§ Recorded data:
═══

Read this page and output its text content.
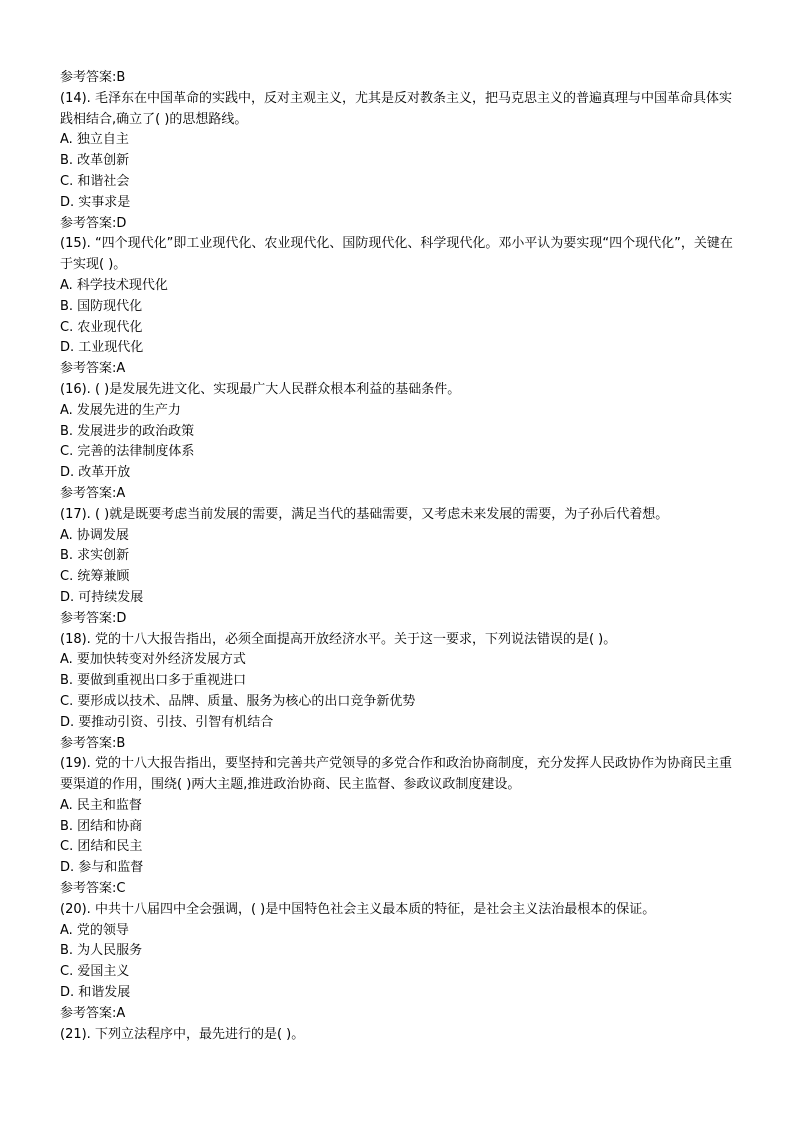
参考答案:B
(14). 毛泽东在中国革命的实践中，反对主观主义，尤其是反对教条主义，把马克思主义的普遍真理与中国革命具体实践相结合,确立了( )的思想路线。
A. 独立自主
B. 改革创新
C. 和谐社会
D. 实事求是
参考答案:D
(15). “四个现代化”即工业现代化、农业现代化、国防现代化、科学现代化。邓小平认为要实现“四个现代化”，关键在于实现( )。
A. 科学技术现代化
B. 国防现代化
C. 农业现代化
D. 工业现代化
参考答案:A
(16). ( )是发展先进文化、实现最广大人民群众根本利益的基础条件。
A. 发展先进的生产力
B. 发展进步的政治政策
C. 完善的法律制度体系
D. 改革开放
参考答案:A
(17). ( )就是既要考虑当前发展的需要，满足当代的基础需要，又考虑未来发展的需要，为子孙后代着想。
A. 协调发展
B. 求实创新
C. 统筹兼顾
D. 可持续发展
参考答案:D
(18). 党的十八大报告指出，必须全面提高开放经济水平。关于这一要求，下列说法错误的是( )。
A. 要加快转变对外经济发展方式
B. 要做到重视出口多于重视进口
C. 要形成以技术、品牌、质量、服务为核心的出口竞争新优势
D. 要推动引资、引技、引智有机结合
参考答案:B
(19). 党的十八大报告指出，要坚持和完善共产党领导的多党合作和政治协商制度，充分发挥人民政协作为协商民主重要渠道的作用，围绕( )两大主题,推进政治协商、民主监督、参政议政制度建设。
A. 民主和监督
B. 团结和协商
C. 团结和民主
D. 参与和监督
参考答案:C
(20). 中共十八届四中全会强调，( )是中国特色社会主义最本质的特征，是社会主义法治最根本的保证。
A. 党的领导
B. 为人民服务
C. 爱国主义
D. 和谐发展
参考答案:A
(21). 下列立法程序中，最先进行的是( )。
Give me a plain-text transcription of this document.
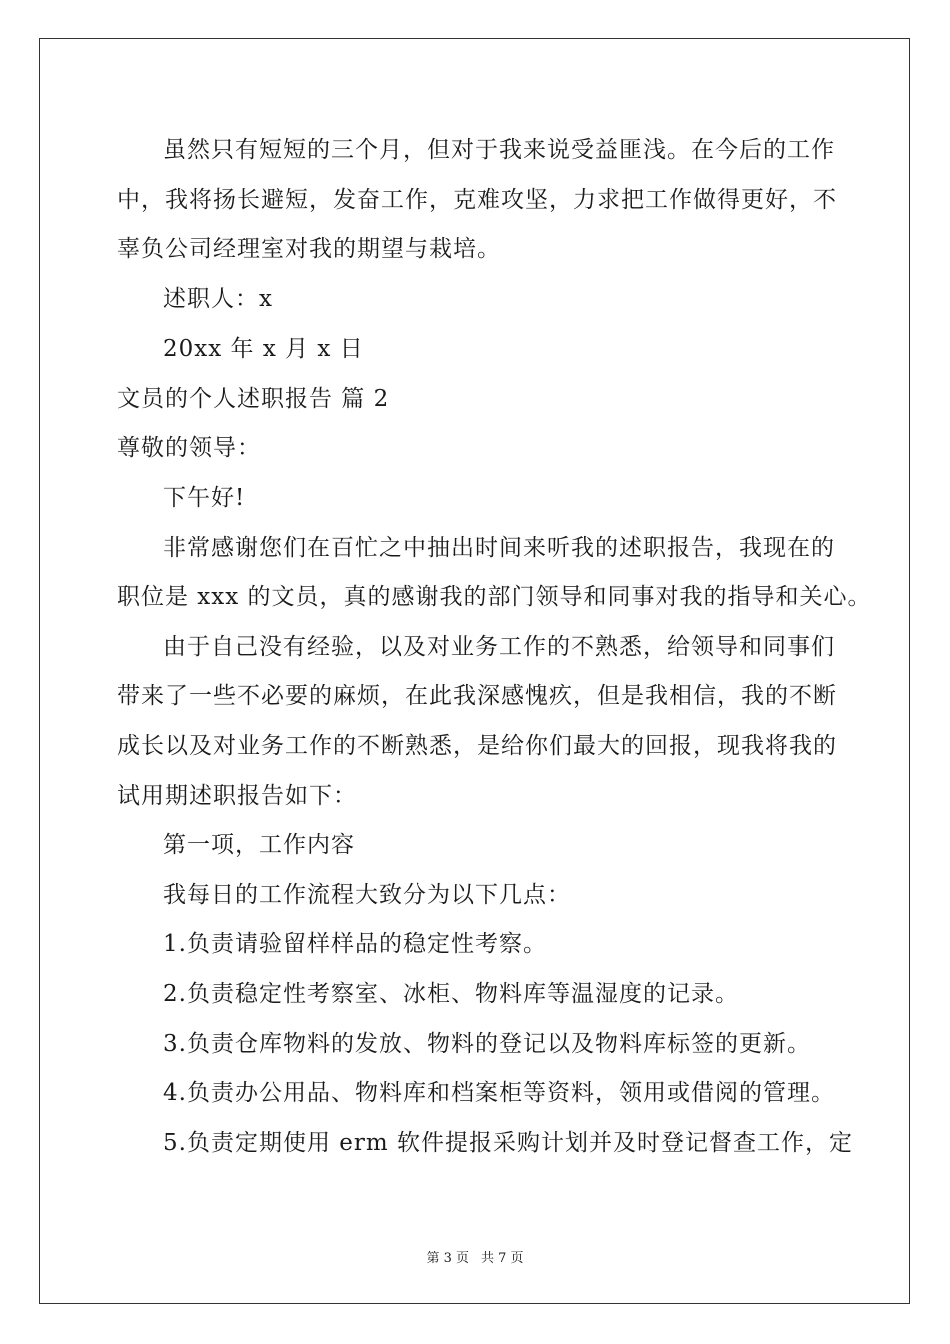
虽然只有短短的三个月，但对于我来说受益匪浅。在今后的工作
中，我将扬长避短，发奋工作，克难攻坚，力求把工作做得更好，不
辜负公司经理室对我的期望与栽培。
述职人：x
20xx 年 x 月 x 日
文员的个人述职报告 篇 2
尊敬的领导：
下午好!
非常感谢您们在百忙之中抽出时间来听我的述职报告，我现在的
职位是 xxx 的文员，真的感谢我的部门领导和同事对我的指导和关心。
由于自己没有经验，以及对业务工作的不熟悉，给领导和同事们
带来了一些不必要的麻烦，在此我深感愧疚，但是我相信，我的不断
成长以及对业务工作的不断熟悉，是给你们最大的回报，现我将我的
试用期述职报告如下：
第一项，工作内容
我每日的工作流程大致分为以下几点：
1.负责请验留样样品的稳定性考察。
2.负责稳定性考察室、冰柜、物料库等温湿度的记录。
3.负责仓库物料的发放、物料的登记以及物料库标签的更新。
4.负责办公用品、物料库和档案柜等资料，领用或借阅的管理。
5.负责定期使用 erm 软件提报采购计划并及时登记督查工作，定
第 3 页 共 7 页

═══

Quote the records above exactly, leaving out any pictures.

Read this page and output its text content.
参考答案:B
(14). 毛泽东在中国革命的实践中，反对主观主义，尤其是反对教条主义，把马克思主义的普遍真理与中国革命具体实践相结合,确立了( )的思想路线。
A. 独立自主
B. 改革创新
C. 和谐社会
D. 实事求是
参考答案:D
(15). “四个现代化”即工业现代化、农业现代化、国防现代化、科学现代化。邓小平认为要实现“四个现代化”，关键在于实现( )。
A. 科学技术现代化
B. 国防现代化
C. 农业现代化
D. 工业现代化
参考答案:A
(16). ( )是发展先进文化、实现最广大人民群众根本利益的基础条件。
A. 发展先进的生产力
B. 发展进步的政治政策
C. 完善的法律制度体系
D. 改革开放
参考答案:A
(17). ( )就是既要考虑当前发展的需要，满足当代的基础需要，又考虑未来发展的需要，为子孙后代着想。
A. 协调发展
B. 求实创新
C. 统筹兼顾
D. 可持续发展
参考答案:D
(18). 党的十八大报告指出，必须全面提高开放经济水平。关于这一要求，下列说法错误的是( )。
A. 要加快转变对外经济发展方式
B. 要做到重视出口多于重视进口
C. 要形成以技术、品牌、质量、服务为核心的出口竞争新优势
D. 要推动引资、引技、引智有机结合
参考答案:B
(19). 党的十八大报告指出，要坚持和完善共产党领导的多党合作和政治协商制度，充分发挥人民政协作为协商民主重要渠道的作用，围绕( )两大主题,推进政治协商、民主监督、参政议政制度建设。
A. 民主和监督
B. 团结和协商
C. 团结和民主
D. 参与和监督
参考答案:C
(20). 中共十八届四中全会强调，( )是中国特色社会主义最本质的特征，是社会主义法治最根本的保证。
A. 党的领导
B. 为人民服务
C. 爱国主义
D. 和谐发展
参考答案:A
(21). 下列立法程序中，最先进行的是( )。
Give me a plain-text transcription of this document.
虽然只有短短的三个月，但对于我来说受益匪浅。在今后的工作
中，我将扬长避短，发奋工作，克难攻坚，力求把工作做得更好，不
辜负公司经理室对我的期望与栽培。
述职人：x
20xx 年 x 月 x 日
文员的个人述职报告 篇 2
尊敬的领导：
下午好!
非常感谢您们在百忙之中抽出时间来听我的述职报告，我现在的
职位是 xxx 的文员，真的感谢我的部门领导和同事对我的指导和关心。
由于自己没有经验，以及对业务工作的不熟悉，给领导和同事们
带来了一些不必要的麻烦，在此我深感愧疚，但是我相信，我的不断
成长以及对业务工作的不断熟悉，是给你们最大的回报，现我将我的
试用期述职报告如下：
第一项，工作内容
我每日的工作流程大致分为以下几点：
1.负责请验留样样品的稳定性考察。
2.负责稳定性考察室、冰柜、物料库等温湿度的记录。
3.负责仓库物料的发放、物料的登记以及物料库标签的更新。
4.负责办公用品、物料库和档案柜等资料，领用或借阅的管理。
5.负责定期使用 erm 软件提报采购计划并及时登记督查工作，定
第 3 页 共 7 页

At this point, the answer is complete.